* Dataset excerpt:
++++++++++

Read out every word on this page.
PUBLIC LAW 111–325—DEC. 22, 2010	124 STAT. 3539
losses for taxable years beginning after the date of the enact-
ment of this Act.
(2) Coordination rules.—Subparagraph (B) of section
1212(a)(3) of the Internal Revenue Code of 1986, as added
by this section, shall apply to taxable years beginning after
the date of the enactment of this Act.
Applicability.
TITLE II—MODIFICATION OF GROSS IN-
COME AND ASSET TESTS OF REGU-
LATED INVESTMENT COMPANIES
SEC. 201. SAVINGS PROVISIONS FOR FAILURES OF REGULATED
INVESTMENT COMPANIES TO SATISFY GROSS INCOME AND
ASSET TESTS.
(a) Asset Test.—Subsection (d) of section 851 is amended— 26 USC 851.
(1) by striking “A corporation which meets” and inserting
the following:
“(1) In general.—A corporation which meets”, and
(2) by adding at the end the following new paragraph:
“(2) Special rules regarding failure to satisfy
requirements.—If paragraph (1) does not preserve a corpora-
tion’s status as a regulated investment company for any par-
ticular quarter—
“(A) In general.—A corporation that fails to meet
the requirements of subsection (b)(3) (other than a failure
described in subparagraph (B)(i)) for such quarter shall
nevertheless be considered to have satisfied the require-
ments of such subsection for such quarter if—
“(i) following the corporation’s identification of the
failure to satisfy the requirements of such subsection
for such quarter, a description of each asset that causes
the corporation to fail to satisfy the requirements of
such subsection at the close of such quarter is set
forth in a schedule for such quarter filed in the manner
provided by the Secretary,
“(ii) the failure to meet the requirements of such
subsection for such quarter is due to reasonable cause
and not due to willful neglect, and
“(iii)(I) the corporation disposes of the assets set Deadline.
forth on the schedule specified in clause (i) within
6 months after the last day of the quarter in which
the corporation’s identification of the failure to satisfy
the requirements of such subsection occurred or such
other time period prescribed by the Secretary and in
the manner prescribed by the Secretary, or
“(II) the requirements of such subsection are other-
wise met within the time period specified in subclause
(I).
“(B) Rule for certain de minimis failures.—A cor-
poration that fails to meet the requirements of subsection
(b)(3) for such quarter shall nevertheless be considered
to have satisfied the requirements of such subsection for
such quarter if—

++++++++++

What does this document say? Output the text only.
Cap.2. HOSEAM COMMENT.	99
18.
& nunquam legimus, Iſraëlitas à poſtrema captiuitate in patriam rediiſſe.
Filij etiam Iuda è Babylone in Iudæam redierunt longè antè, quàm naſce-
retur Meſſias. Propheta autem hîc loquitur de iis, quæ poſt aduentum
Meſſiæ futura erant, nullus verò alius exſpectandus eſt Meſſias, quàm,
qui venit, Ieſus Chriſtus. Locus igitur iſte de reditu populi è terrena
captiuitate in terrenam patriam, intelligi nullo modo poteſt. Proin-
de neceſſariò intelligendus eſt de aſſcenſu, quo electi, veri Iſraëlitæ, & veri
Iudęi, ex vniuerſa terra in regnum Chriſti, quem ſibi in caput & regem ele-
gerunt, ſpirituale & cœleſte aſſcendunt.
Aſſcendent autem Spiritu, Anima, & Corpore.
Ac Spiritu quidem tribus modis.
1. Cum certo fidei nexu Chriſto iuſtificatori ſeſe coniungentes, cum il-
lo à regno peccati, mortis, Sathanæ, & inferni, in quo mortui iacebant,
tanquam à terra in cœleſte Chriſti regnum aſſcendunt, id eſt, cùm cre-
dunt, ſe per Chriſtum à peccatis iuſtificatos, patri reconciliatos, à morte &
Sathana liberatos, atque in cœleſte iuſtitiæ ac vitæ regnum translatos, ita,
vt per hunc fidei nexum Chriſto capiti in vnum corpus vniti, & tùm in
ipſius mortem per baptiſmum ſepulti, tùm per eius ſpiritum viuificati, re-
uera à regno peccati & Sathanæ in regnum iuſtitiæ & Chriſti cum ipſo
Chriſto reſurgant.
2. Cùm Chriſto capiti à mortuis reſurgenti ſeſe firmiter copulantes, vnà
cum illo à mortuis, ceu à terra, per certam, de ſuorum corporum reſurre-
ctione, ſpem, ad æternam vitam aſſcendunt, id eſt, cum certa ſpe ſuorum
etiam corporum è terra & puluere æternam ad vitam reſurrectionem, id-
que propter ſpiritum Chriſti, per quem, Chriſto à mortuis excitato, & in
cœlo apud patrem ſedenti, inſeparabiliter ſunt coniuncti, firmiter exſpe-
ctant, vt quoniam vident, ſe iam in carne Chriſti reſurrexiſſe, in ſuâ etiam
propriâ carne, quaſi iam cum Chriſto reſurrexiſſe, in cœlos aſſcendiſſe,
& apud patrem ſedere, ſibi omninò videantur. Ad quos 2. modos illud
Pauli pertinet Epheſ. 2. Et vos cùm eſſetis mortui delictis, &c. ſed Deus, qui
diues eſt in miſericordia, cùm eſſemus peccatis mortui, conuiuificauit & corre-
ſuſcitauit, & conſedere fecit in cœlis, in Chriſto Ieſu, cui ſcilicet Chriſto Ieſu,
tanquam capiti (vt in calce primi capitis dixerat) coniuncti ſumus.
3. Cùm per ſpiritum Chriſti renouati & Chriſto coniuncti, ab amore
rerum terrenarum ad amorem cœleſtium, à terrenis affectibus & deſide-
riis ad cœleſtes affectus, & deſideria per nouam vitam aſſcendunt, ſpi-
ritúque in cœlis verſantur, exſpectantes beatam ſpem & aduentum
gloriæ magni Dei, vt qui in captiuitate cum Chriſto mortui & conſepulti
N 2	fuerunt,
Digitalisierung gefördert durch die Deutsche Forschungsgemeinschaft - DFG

++++++++++

* Exercise requirements:
Identify each line of the material where the word "quàm" shows up, and copy it.

* Exercise result:
Filij etiam Iuda è Babylone in Iudæam redierunt longè antè, quàm naſce-
Meſſiæ futura erant, nullus verò alius exſpectandus eſt Meſſias, quàm,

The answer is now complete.